┌─ SUPPLIED DATA

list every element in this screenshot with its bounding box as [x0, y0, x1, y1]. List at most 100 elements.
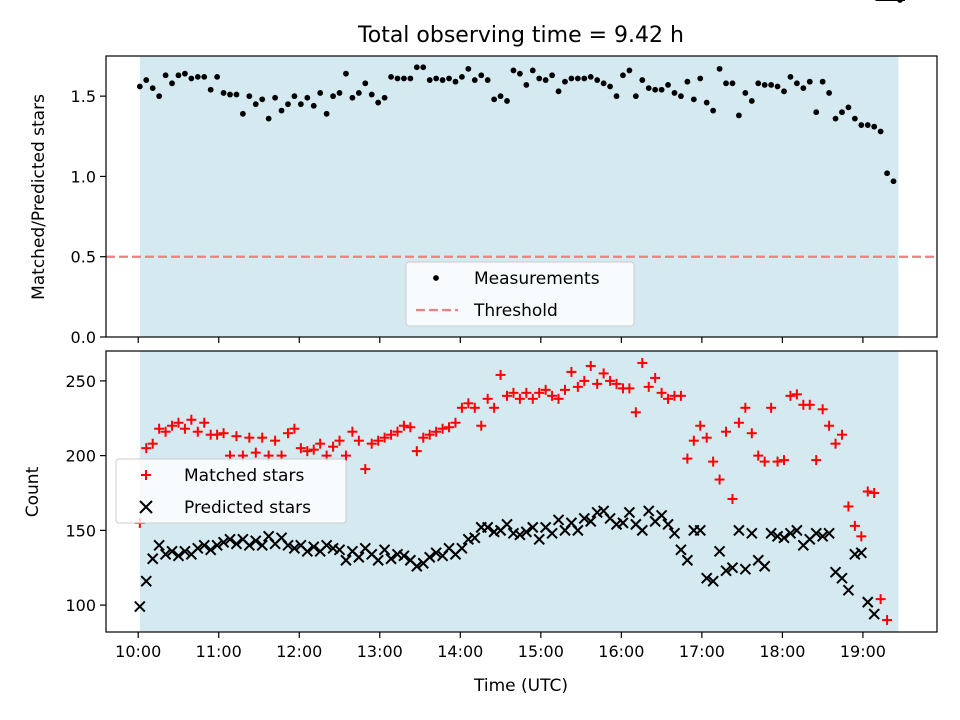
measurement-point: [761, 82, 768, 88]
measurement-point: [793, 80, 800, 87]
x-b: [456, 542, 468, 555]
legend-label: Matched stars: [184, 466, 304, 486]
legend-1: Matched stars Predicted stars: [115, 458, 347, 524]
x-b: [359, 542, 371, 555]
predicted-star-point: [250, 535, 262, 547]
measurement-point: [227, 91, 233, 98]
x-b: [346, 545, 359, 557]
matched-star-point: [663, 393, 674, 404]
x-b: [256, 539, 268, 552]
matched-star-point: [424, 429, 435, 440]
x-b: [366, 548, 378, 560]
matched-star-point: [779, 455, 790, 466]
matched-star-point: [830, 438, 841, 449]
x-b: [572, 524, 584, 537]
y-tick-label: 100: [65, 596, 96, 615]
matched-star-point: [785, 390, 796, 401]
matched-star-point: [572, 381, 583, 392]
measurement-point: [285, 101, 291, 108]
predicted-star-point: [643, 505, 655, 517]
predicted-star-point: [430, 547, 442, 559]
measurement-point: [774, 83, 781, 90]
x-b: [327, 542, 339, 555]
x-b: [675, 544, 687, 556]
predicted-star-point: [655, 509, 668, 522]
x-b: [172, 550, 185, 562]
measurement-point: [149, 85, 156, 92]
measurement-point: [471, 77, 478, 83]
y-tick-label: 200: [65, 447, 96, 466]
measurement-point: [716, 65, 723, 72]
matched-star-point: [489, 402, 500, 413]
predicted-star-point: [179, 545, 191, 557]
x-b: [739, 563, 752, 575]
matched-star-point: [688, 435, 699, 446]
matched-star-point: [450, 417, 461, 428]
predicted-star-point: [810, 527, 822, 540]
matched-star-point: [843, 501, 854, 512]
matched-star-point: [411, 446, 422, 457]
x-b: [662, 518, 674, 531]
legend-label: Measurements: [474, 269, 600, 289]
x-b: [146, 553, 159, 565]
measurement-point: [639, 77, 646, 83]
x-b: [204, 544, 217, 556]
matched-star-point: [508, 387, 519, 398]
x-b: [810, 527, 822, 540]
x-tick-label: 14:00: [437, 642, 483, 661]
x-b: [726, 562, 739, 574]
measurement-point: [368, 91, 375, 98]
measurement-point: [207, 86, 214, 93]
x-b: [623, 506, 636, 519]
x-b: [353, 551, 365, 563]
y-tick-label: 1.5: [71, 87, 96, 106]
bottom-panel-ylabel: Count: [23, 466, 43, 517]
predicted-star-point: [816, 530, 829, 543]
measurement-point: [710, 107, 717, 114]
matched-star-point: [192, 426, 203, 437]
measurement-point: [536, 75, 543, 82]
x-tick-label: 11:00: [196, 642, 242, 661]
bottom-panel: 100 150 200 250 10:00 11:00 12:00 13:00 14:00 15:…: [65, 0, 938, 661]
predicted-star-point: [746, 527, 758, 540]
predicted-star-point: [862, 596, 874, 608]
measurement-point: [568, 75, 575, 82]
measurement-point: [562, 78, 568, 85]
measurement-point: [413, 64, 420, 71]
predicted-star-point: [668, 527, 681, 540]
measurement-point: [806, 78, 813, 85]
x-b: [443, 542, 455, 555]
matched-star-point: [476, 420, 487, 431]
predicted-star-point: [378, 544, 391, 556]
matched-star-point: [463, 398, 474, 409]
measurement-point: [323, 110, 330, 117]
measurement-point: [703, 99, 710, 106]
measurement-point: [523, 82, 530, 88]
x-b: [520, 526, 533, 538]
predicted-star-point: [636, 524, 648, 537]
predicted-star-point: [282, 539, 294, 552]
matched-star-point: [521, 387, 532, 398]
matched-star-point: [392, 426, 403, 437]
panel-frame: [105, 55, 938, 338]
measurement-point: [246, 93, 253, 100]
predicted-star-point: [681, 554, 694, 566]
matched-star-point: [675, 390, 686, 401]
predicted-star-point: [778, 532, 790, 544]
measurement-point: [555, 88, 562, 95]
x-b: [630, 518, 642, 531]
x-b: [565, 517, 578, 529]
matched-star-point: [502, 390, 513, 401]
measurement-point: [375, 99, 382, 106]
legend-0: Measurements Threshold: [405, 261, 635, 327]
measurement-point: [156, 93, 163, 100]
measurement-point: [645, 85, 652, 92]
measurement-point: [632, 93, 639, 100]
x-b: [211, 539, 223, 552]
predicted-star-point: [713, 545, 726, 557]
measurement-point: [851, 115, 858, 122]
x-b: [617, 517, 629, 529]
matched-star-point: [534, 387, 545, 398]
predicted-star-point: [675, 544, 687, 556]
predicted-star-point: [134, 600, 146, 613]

└─
┌─ SUPPLIED DATA

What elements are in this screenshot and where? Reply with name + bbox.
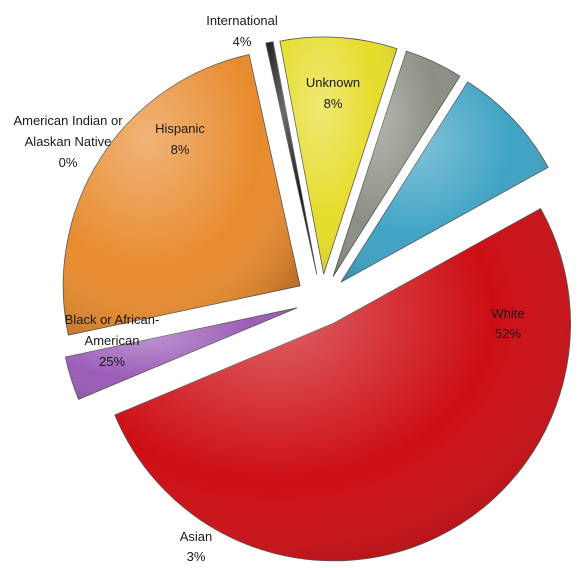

└─

TASK TO COMPLETE: Rewrite the records starting at the line containing "list every element" and ending at the line containing "measurement-point: [227, 91, 233, 98]", changing "measurement-point" to "data-point" and keeping everything else the same. Omit the pictures from your answer.

TASK ANSWER:
list every element in this screenshot with its bounding box as [x0, y0, x1, y1]. List at most 100 elements.
data-point: [761, 82, 768, 88]
data-point: [793, 80, 800, 87]
x-b: [456, 542, 468, 555]
legend-label: Matched stars: [184, 466, 304, 486]
legend-1: Matched stars Predicted stars: [115, 458, 347, 524]
x-b: [359, 542, 371, 555]
predicted-star-point: [250, 535, 262, 547]
data-point: [227, 91, 233, 98]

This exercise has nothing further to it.